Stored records
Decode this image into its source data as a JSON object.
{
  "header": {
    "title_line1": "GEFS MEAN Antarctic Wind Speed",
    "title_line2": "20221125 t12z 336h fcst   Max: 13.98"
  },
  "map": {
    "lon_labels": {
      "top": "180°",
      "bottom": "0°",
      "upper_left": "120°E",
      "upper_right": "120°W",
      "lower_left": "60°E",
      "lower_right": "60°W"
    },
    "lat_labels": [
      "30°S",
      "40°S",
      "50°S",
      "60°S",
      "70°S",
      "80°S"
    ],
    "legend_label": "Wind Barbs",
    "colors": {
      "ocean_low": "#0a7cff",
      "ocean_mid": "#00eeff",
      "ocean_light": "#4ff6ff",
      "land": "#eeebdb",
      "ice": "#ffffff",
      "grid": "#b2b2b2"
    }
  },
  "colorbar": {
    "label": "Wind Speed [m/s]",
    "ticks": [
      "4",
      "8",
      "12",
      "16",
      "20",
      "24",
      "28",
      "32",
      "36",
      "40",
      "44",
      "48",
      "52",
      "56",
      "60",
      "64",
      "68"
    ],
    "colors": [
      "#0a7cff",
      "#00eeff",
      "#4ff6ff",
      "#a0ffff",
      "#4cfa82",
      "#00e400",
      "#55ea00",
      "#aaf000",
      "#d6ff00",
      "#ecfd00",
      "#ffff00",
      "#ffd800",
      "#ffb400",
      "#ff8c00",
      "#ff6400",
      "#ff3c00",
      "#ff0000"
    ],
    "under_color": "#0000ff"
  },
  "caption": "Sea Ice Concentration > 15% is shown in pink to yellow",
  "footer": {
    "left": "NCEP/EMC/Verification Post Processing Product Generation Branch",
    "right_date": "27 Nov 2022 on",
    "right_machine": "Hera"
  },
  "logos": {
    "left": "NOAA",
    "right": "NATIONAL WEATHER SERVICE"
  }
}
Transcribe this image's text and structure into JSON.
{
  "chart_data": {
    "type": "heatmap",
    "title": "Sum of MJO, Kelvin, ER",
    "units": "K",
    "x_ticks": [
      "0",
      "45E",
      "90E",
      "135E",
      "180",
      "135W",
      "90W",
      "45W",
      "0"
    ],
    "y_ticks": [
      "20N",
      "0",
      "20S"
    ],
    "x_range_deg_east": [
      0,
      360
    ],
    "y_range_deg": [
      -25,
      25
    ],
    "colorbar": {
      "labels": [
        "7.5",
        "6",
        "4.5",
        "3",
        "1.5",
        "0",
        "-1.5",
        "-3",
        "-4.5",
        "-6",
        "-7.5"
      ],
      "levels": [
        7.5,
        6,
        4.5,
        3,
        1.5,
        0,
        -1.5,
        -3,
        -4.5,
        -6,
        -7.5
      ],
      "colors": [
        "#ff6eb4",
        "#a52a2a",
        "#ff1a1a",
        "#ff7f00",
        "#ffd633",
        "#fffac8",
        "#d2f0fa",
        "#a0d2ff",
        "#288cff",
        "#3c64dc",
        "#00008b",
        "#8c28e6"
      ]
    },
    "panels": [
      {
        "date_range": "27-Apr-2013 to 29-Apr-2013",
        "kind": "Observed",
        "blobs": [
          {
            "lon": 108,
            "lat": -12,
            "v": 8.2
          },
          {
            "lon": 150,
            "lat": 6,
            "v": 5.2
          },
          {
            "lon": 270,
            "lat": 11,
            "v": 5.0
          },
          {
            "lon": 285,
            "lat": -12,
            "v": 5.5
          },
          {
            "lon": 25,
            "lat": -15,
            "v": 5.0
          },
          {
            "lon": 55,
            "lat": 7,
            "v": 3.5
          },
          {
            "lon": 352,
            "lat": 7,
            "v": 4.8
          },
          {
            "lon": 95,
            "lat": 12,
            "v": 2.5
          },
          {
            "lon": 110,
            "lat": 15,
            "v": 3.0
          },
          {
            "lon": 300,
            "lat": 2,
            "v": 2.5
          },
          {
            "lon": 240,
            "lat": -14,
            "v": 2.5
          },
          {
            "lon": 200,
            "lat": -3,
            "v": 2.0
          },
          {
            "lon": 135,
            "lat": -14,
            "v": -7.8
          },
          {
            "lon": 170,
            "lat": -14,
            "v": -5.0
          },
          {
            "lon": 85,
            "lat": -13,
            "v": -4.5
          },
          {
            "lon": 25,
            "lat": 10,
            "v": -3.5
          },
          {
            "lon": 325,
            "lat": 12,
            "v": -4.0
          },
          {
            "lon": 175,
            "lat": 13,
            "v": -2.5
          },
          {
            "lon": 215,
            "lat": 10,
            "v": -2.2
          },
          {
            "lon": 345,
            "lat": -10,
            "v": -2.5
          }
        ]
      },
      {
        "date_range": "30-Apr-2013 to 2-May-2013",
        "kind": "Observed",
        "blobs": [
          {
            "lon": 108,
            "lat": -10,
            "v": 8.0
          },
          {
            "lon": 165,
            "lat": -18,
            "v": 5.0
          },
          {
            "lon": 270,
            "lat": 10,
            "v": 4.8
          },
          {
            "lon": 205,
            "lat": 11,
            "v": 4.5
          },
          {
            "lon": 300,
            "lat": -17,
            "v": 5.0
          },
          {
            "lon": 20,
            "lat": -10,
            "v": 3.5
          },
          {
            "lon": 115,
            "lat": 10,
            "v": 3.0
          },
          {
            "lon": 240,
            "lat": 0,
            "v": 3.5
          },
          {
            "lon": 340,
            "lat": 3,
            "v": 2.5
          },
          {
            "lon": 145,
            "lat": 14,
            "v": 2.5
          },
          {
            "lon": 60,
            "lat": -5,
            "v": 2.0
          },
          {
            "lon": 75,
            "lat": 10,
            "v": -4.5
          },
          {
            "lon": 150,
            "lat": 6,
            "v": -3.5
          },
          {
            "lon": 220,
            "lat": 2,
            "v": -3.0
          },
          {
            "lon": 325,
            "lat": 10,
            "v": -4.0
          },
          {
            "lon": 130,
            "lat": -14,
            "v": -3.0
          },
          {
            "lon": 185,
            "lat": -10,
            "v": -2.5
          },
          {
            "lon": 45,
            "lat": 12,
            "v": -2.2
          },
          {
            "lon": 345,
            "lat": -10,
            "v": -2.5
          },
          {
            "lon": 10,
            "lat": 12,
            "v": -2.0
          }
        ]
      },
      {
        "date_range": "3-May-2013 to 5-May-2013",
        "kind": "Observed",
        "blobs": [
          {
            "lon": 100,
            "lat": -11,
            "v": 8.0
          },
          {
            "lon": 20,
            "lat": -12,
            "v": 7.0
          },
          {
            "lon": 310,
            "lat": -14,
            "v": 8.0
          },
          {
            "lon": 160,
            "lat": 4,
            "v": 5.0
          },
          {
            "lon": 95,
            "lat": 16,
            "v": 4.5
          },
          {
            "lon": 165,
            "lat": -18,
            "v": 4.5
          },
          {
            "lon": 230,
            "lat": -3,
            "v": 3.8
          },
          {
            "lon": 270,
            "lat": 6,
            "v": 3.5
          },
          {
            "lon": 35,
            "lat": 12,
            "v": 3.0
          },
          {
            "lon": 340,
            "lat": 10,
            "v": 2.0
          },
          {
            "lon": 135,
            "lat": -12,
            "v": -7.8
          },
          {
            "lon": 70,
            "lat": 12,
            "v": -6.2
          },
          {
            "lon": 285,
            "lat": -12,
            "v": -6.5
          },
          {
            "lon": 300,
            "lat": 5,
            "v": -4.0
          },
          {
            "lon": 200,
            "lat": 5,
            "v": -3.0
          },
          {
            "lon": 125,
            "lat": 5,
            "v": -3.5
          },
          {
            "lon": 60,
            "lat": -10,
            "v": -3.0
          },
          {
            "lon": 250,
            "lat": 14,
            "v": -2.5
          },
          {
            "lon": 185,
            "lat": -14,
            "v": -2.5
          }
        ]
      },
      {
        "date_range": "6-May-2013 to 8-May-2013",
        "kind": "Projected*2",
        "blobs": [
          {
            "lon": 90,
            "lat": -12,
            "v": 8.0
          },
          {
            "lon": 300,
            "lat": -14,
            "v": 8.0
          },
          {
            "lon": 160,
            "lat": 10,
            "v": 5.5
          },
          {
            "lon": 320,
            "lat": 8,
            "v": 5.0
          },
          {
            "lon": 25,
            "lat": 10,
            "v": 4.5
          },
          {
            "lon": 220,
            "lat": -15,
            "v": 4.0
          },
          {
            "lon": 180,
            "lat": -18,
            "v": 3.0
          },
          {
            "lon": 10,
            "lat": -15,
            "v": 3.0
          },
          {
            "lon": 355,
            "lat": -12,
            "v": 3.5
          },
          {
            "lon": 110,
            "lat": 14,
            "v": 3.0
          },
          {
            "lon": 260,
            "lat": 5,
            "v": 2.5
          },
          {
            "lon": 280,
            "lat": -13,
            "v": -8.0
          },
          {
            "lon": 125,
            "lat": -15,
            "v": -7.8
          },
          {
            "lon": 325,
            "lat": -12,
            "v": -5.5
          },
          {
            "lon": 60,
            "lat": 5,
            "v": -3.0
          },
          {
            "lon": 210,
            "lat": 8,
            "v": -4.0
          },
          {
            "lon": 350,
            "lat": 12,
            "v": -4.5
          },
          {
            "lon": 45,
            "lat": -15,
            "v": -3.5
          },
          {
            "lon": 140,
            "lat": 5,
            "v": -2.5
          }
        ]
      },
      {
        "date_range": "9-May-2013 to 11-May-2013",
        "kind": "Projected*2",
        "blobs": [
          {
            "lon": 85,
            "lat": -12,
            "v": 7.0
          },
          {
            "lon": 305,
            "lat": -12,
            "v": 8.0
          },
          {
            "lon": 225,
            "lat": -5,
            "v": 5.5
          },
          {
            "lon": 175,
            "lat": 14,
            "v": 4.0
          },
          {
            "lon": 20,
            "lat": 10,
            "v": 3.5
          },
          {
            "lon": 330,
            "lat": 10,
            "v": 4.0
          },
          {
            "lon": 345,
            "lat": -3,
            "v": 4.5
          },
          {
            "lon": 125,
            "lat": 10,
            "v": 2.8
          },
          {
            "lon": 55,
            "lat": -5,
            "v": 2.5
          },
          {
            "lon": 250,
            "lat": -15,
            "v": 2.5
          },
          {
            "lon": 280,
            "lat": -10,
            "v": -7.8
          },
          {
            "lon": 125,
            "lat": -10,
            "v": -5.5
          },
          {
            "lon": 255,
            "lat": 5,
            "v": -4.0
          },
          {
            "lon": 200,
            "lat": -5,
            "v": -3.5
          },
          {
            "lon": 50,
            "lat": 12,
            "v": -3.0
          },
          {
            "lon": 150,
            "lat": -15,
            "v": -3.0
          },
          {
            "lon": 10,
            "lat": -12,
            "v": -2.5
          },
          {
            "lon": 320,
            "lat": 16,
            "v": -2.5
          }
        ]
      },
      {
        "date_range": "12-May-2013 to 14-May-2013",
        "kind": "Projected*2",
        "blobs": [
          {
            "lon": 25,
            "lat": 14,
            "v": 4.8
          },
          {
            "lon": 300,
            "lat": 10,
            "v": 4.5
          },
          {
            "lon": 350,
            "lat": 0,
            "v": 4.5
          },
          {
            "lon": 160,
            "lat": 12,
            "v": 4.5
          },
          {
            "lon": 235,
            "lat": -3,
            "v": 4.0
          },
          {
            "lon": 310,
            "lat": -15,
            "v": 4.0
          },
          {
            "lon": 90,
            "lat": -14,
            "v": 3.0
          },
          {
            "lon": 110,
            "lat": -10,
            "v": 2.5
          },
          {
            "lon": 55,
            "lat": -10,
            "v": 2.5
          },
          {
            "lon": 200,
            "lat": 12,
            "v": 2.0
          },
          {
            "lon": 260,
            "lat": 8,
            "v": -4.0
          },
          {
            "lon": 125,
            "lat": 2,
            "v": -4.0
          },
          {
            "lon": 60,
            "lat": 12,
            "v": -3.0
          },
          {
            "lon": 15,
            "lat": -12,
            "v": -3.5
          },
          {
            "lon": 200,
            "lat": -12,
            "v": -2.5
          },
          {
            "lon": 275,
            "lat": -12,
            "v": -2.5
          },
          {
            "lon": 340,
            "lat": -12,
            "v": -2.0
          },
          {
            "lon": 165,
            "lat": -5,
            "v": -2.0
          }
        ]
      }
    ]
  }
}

== REQUEST ==
In the lines above, locate the string "Speed". Copy every line where it occurs.

== SOLUTION TO THIS TASK ==
    "title_line1": "GEFS MEAN Antarctic Wind Speed",
    "label": "Wind Speed [m/s]",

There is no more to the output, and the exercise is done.